**What is being asked**
Pull out every line in the data that has the string "colors" in it.

[Source records]
----
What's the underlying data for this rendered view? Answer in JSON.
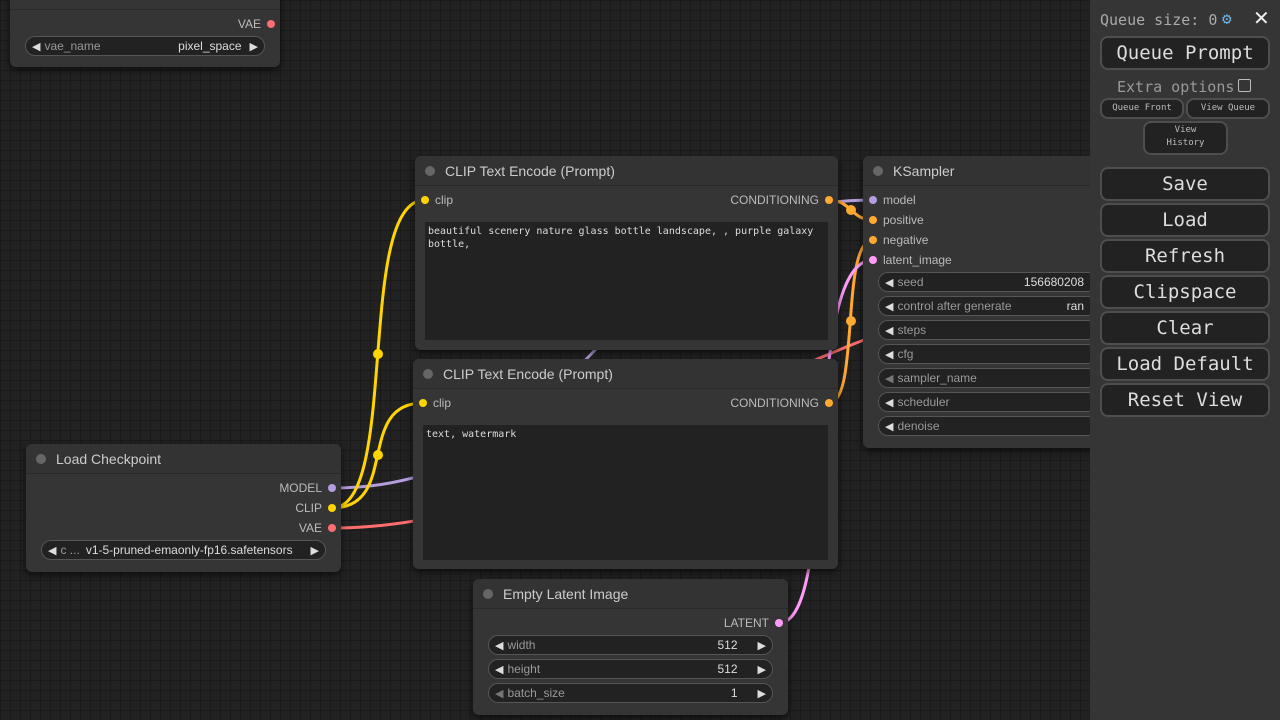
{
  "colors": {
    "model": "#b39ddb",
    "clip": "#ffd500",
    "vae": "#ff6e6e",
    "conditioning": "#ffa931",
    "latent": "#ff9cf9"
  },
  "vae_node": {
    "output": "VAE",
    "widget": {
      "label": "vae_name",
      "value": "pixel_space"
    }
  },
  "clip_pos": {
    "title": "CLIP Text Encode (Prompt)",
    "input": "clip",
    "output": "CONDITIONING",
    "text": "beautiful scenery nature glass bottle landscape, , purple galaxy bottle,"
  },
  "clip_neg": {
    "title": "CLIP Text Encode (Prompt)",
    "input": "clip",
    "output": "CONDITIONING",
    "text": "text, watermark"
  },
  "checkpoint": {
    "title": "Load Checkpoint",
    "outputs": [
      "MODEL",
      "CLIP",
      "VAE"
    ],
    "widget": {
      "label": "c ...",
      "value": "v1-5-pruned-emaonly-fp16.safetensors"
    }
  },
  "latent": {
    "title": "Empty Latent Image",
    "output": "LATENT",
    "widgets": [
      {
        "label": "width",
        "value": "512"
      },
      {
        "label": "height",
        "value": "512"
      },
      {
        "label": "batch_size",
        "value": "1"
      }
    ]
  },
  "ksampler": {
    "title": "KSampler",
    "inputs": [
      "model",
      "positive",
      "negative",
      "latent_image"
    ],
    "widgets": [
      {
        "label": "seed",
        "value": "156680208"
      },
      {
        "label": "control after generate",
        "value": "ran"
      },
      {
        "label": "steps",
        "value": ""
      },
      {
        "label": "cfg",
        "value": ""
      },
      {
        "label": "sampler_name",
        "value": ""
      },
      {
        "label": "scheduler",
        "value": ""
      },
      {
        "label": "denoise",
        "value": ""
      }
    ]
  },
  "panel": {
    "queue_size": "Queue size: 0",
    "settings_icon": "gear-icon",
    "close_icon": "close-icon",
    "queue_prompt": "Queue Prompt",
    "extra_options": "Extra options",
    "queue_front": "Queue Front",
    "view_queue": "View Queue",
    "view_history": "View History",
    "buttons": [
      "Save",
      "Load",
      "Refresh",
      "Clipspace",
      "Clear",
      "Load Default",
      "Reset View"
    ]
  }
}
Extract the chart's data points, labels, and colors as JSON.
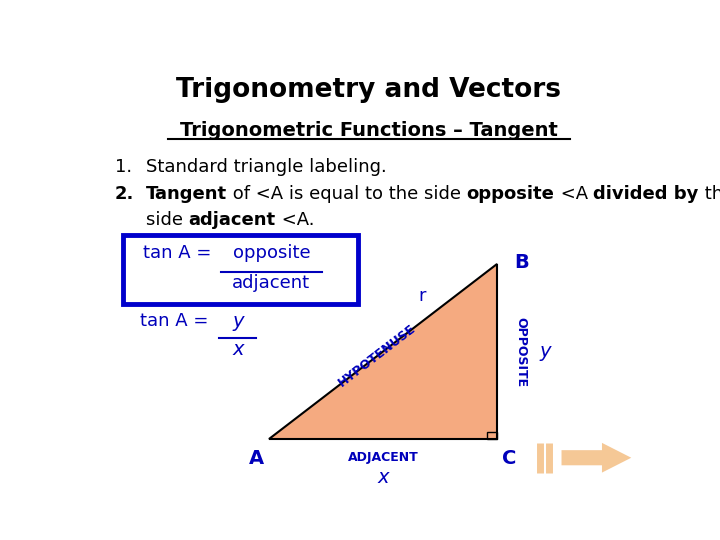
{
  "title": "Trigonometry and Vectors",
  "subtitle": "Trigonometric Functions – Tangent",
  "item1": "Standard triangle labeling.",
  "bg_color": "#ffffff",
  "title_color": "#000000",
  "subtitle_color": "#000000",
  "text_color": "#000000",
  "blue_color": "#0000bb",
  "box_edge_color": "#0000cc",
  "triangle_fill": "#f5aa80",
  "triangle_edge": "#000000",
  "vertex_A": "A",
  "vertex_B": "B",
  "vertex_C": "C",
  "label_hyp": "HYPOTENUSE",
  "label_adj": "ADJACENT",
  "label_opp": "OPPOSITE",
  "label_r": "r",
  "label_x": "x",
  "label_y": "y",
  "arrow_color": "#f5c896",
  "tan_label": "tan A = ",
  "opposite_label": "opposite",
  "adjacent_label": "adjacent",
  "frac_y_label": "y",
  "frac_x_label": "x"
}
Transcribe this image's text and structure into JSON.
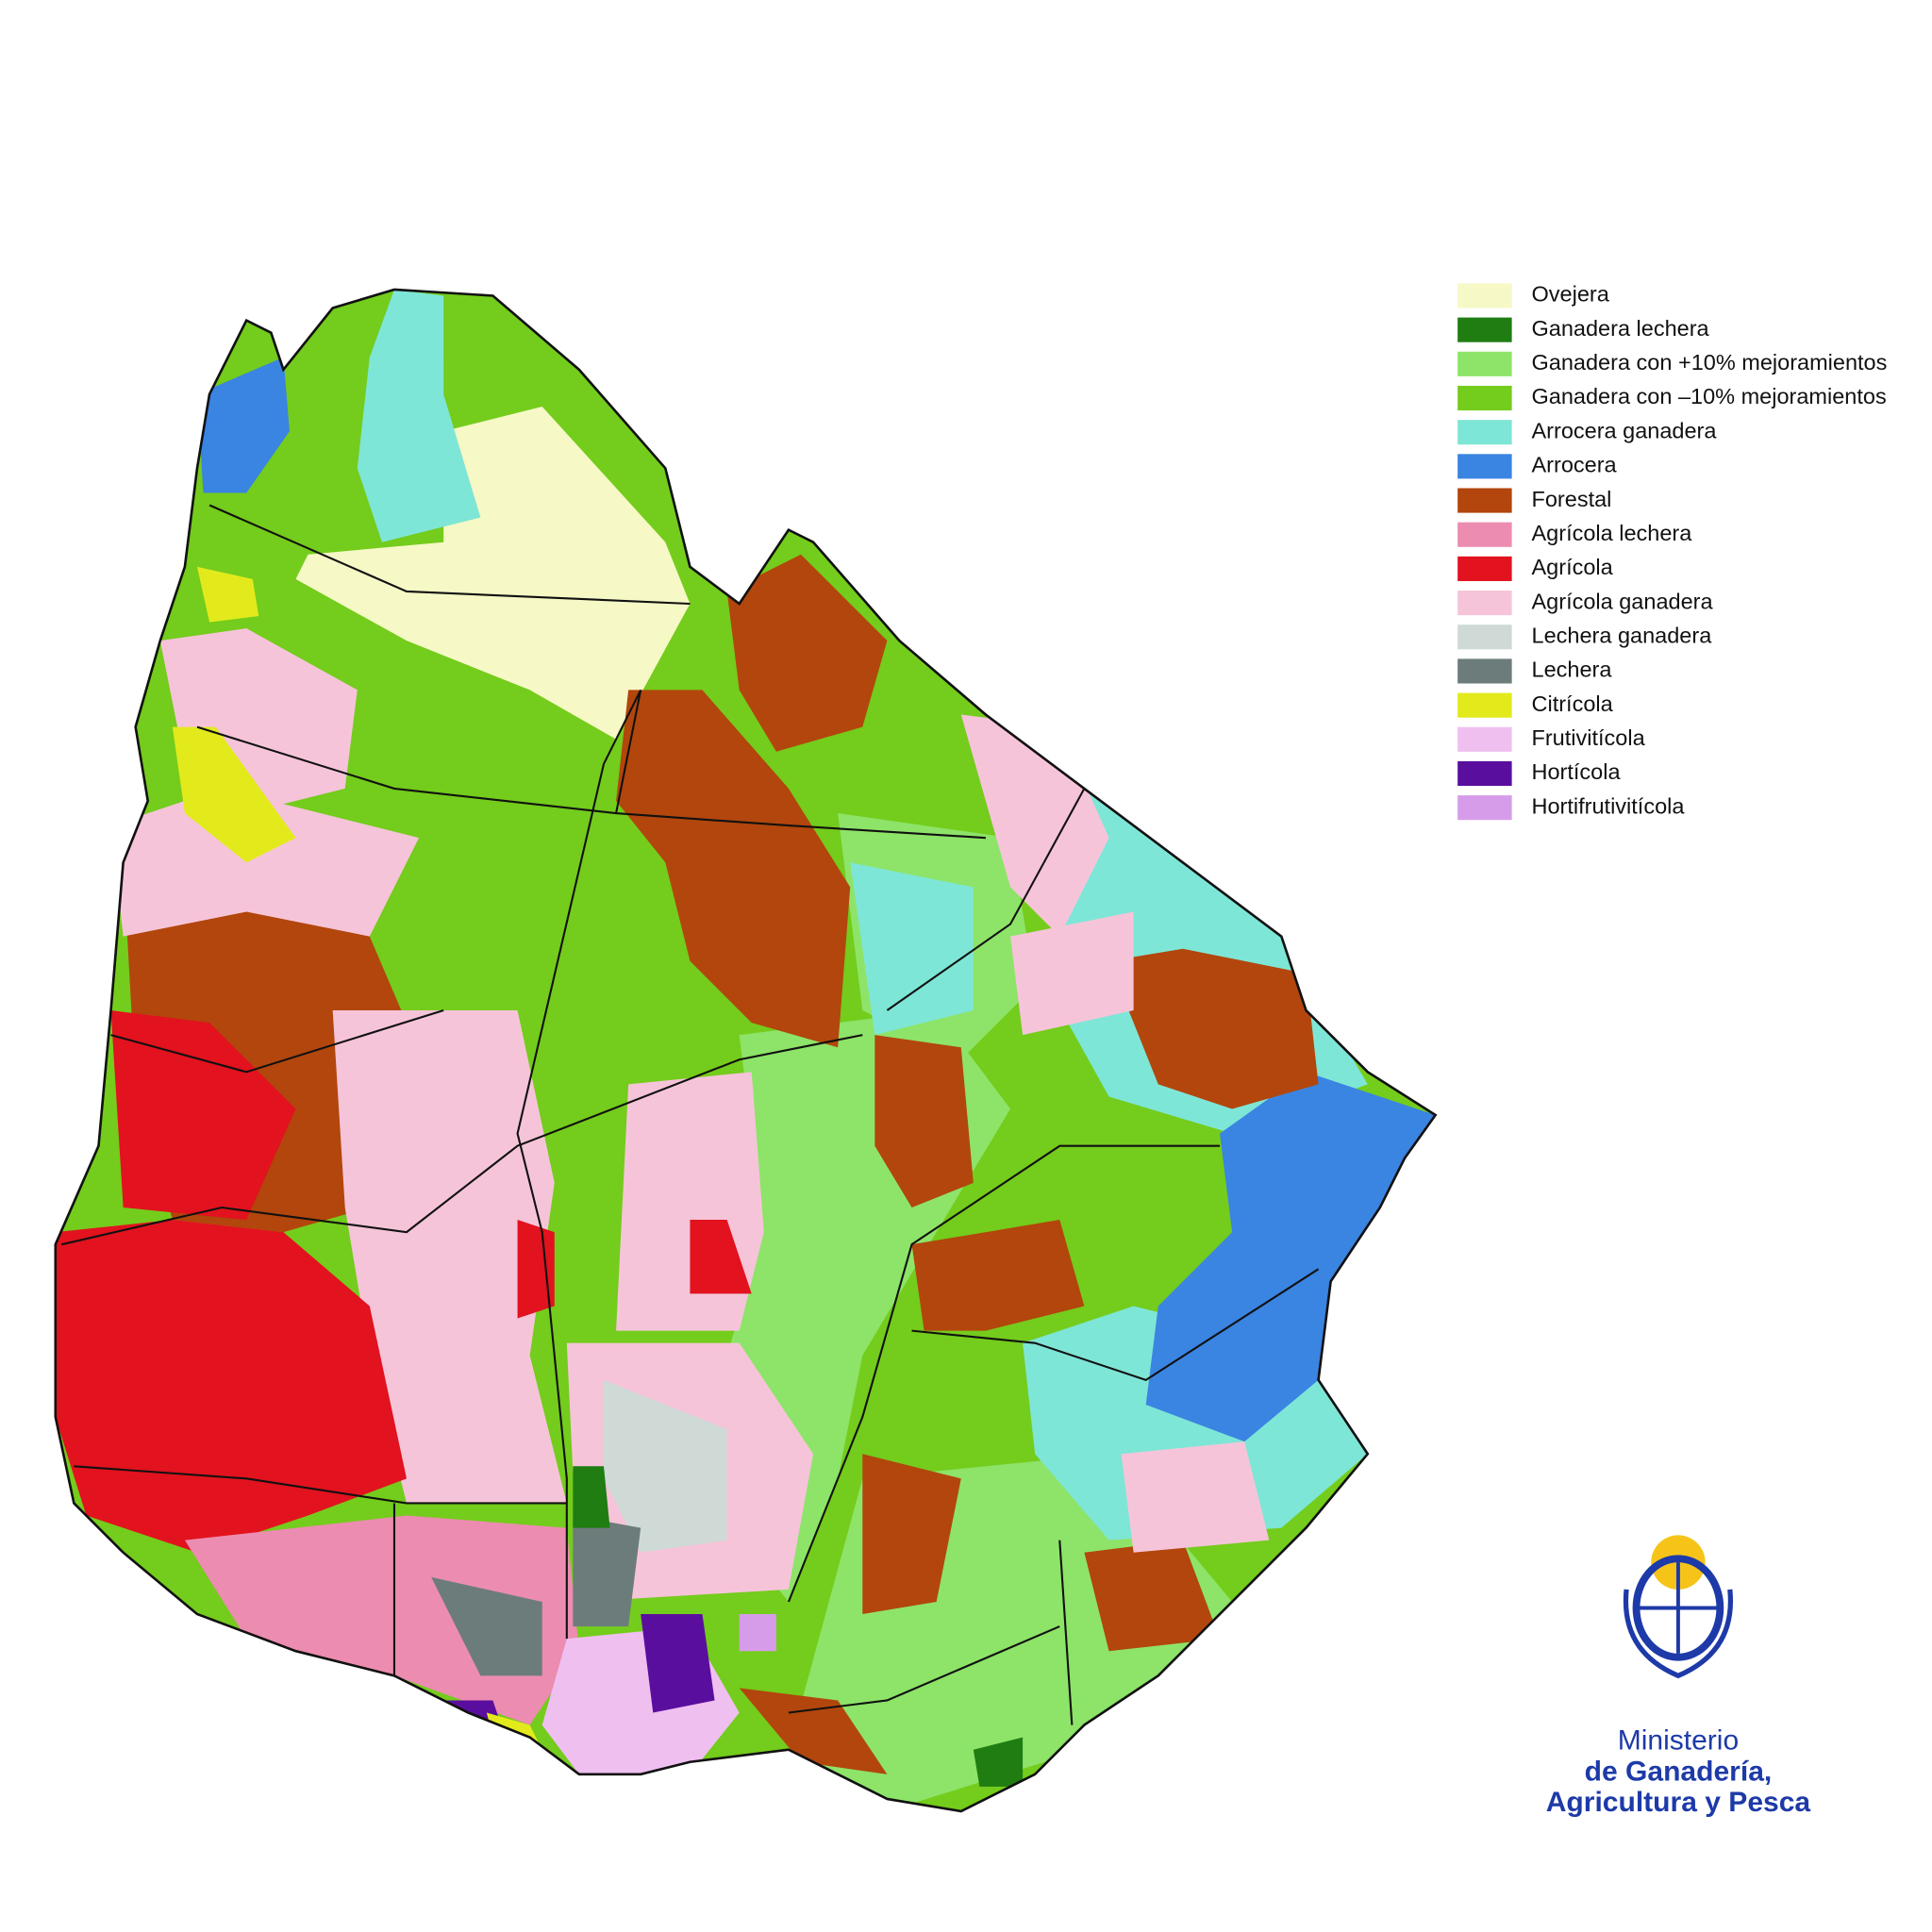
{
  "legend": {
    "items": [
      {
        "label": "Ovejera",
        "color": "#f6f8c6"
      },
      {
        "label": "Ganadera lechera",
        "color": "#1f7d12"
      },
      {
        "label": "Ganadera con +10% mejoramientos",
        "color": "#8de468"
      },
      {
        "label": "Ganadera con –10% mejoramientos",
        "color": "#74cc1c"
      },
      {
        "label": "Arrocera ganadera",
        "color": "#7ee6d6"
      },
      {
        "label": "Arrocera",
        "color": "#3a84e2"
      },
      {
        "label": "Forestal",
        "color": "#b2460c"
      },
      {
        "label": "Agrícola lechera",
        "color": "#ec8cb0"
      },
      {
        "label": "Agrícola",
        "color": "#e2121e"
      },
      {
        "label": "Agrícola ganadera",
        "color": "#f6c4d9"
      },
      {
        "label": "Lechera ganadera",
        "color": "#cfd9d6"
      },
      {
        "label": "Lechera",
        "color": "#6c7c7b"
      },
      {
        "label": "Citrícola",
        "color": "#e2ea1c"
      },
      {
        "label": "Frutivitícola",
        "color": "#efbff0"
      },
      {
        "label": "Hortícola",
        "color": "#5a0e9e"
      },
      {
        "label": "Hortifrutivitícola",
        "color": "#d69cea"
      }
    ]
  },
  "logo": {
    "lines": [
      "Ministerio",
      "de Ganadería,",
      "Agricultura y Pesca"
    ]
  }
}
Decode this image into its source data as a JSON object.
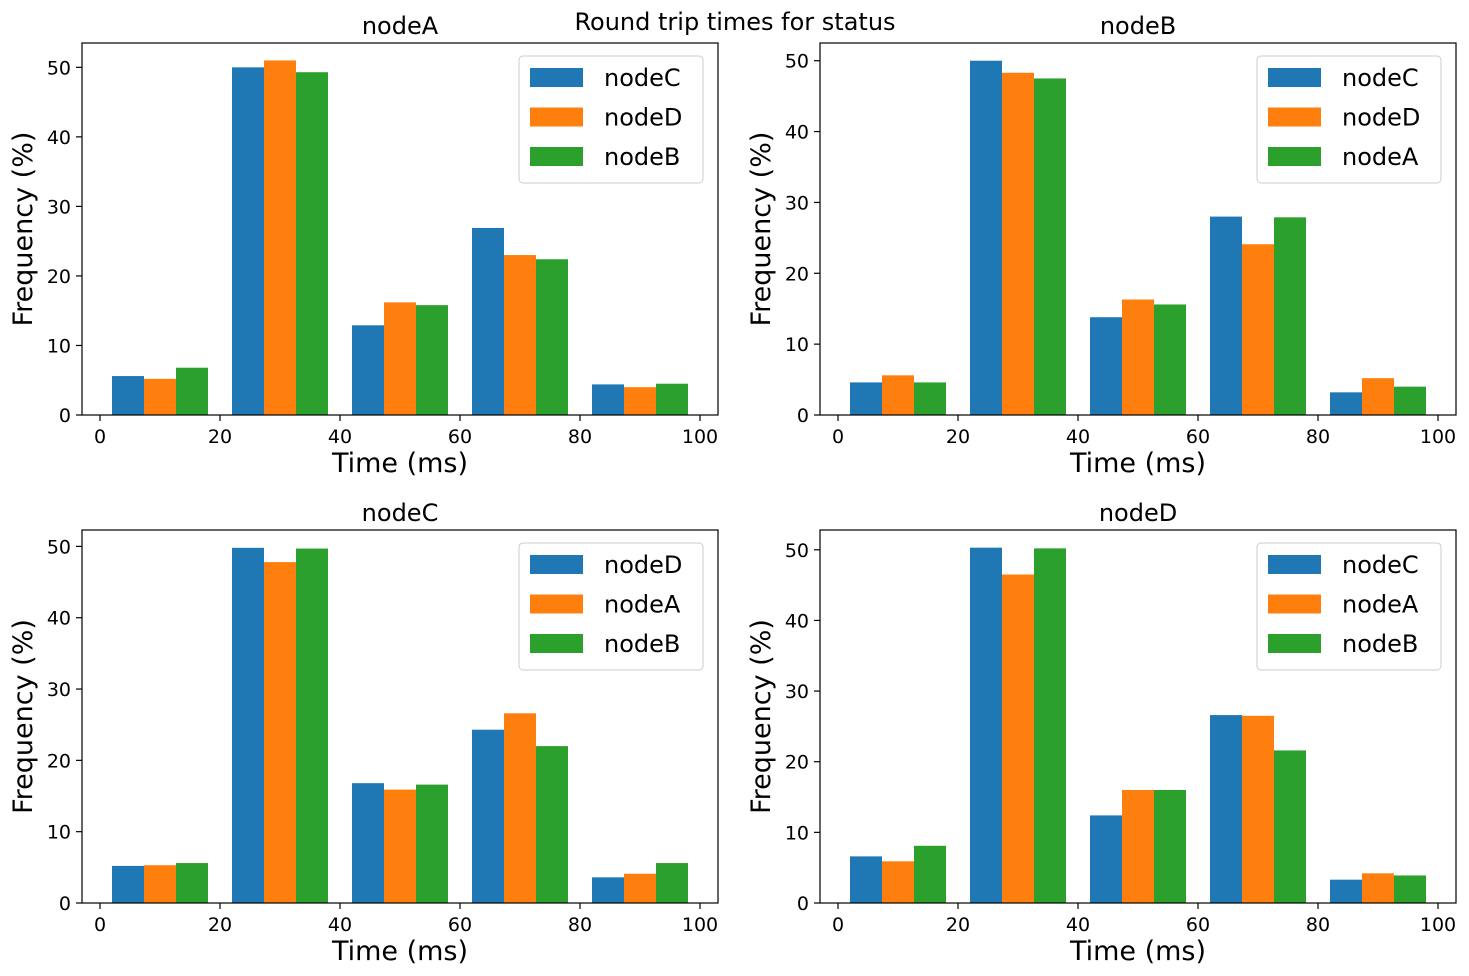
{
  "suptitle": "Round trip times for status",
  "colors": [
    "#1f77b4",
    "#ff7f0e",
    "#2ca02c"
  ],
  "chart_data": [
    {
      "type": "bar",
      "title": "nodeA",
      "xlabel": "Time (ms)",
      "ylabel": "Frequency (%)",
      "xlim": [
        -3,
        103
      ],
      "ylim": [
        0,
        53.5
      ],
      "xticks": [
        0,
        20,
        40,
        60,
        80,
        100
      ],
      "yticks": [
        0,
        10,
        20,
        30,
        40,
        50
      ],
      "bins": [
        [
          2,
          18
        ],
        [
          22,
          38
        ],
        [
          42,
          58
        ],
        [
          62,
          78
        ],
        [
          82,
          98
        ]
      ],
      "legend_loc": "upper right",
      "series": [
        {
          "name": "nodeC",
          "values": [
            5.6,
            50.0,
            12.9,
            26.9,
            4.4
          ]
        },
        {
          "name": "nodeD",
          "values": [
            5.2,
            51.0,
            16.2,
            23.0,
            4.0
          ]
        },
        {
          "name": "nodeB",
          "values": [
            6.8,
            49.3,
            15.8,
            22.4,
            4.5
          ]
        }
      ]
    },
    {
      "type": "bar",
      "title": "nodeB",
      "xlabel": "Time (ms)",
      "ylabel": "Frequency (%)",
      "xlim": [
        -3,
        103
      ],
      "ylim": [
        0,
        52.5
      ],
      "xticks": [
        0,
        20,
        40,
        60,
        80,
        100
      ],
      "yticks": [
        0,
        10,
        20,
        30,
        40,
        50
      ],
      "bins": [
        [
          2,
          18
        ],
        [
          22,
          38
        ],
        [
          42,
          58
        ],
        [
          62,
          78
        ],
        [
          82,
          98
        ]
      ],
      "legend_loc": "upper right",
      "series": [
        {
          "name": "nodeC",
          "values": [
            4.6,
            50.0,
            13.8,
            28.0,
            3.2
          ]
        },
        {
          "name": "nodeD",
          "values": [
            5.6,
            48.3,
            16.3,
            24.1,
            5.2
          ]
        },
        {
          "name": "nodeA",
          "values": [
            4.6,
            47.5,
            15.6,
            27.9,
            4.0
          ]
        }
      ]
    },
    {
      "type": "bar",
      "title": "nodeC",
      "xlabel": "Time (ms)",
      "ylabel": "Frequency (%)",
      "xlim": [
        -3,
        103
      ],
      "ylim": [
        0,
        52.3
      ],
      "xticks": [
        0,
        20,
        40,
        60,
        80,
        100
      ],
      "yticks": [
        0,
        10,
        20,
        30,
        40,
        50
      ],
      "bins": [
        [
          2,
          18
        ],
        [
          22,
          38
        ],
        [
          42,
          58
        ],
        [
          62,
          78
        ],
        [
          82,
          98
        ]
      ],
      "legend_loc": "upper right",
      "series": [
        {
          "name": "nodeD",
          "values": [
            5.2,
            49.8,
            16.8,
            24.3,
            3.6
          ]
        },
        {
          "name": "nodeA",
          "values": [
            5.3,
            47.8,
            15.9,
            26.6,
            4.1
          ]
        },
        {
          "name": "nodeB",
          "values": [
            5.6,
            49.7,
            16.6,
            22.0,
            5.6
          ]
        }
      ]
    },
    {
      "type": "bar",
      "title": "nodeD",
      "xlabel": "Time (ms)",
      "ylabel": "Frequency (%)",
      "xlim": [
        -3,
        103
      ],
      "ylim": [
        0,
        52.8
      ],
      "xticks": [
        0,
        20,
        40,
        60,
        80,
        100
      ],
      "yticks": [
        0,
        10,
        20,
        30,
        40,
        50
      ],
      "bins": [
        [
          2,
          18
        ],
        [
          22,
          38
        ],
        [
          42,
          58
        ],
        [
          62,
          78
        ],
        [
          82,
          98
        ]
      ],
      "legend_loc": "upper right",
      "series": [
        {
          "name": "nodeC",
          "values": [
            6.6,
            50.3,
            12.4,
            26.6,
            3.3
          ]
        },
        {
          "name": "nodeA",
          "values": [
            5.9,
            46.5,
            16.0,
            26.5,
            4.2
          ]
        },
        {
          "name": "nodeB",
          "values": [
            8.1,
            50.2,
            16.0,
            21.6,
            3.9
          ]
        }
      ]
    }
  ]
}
----
**Exercise solution**
  "colors": {
Extract the chart's data points, labels, and colors as JSON.
  "colors": [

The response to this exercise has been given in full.